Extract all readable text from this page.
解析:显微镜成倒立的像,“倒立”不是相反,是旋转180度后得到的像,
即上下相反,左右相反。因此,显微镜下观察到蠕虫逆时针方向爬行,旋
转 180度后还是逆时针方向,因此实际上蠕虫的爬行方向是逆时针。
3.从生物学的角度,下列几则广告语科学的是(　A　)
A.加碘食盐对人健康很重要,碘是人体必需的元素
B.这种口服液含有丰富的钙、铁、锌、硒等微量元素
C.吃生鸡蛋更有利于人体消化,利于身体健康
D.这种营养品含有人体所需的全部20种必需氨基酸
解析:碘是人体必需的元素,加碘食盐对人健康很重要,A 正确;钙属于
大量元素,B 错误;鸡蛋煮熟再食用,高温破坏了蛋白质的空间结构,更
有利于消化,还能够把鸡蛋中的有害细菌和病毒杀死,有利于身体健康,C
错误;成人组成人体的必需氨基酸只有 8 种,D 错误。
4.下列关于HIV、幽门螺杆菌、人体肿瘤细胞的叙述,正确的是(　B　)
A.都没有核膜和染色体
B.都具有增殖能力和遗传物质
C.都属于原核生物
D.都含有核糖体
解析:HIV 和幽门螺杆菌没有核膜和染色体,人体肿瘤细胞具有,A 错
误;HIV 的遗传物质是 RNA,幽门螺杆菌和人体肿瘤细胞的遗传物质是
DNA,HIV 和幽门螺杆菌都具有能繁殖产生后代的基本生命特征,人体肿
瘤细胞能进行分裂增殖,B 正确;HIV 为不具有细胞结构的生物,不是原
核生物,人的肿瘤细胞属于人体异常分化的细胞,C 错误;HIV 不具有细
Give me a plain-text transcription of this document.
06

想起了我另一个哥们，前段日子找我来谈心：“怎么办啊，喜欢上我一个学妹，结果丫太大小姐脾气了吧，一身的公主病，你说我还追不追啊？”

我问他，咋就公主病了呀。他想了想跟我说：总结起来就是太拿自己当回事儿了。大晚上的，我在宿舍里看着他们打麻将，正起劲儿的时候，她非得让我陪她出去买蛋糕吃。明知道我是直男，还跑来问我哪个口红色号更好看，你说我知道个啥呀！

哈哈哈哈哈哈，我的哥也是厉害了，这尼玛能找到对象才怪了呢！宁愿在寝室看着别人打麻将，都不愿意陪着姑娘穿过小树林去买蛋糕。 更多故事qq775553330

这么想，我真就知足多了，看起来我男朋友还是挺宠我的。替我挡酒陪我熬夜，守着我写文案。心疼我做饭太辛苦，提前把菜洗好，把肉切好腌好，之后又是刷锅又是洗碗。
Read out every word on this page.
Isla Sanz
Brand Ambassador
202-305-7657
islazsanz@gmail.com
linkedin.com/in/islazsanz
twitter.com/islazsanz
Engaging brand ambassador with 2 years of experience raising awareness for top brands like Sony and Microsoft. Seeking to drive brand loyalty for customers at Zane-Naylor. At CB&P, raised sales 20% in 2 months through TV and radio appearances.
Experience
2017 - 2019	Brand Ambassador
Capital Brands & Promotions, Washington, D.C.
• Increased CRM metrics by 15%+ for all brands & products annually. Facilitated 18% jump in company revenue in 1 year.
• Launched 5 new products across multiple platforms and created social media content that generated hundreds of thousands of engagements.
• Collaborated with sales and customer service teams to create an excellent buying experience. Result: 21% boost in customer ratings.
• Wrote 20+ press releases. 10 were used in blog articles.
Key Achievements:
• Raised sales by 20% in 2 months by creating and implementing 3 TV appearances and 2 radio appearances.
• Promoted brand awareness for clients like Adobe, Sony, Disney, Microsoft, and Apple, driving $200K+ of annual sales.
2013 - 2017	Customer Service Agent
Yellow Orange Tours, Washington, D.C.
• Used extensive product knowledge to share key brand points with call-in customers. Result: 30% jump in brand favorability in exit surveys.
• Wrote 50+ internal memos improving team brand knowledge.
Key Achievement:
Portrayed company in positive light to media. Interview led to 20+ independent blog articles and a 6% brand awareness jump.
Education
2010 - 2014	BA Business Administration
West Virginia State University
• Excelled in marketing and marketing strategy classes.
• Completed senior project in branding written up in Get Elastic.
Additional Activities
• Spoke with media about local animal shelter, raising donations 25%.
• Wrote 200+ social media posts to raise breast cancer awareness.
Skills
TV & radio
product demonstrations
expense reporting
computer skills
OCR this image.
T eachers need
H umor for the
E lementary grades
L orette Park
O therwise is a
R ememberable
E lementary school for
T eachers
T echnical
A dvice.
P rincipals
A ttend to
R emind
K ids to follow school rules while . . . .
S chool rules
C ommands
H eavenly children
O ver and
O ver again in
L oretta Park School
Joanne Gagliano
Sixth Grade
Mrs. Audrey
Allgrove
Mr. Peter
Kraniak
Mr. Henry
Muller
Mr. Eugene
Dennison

########################################

▸ **To be done**:
Send back exactly the lines from the line with "OCR this image." through the end of the records.

▸ **Answer to the problem**:
OCR this image.
T eachers need
H umor for the
E lementary grades
L orette Park
O therwise is a
R ememberable
E lementary school for
T eachers
T echnical
A dvice.
P rincipals
A ttend to
R emind
K ids to follow school rules while . . . .
S chool rules
C ommands
H eavenly children
O ver and
O ver again in
L oretta Park School
Joanne Gagliano
Sixth Grade
Mrs. Audrey
Allgrove
Mr. Peter
Kraniak
Mr. Henry
Muller
Mr. Eugene
Dennison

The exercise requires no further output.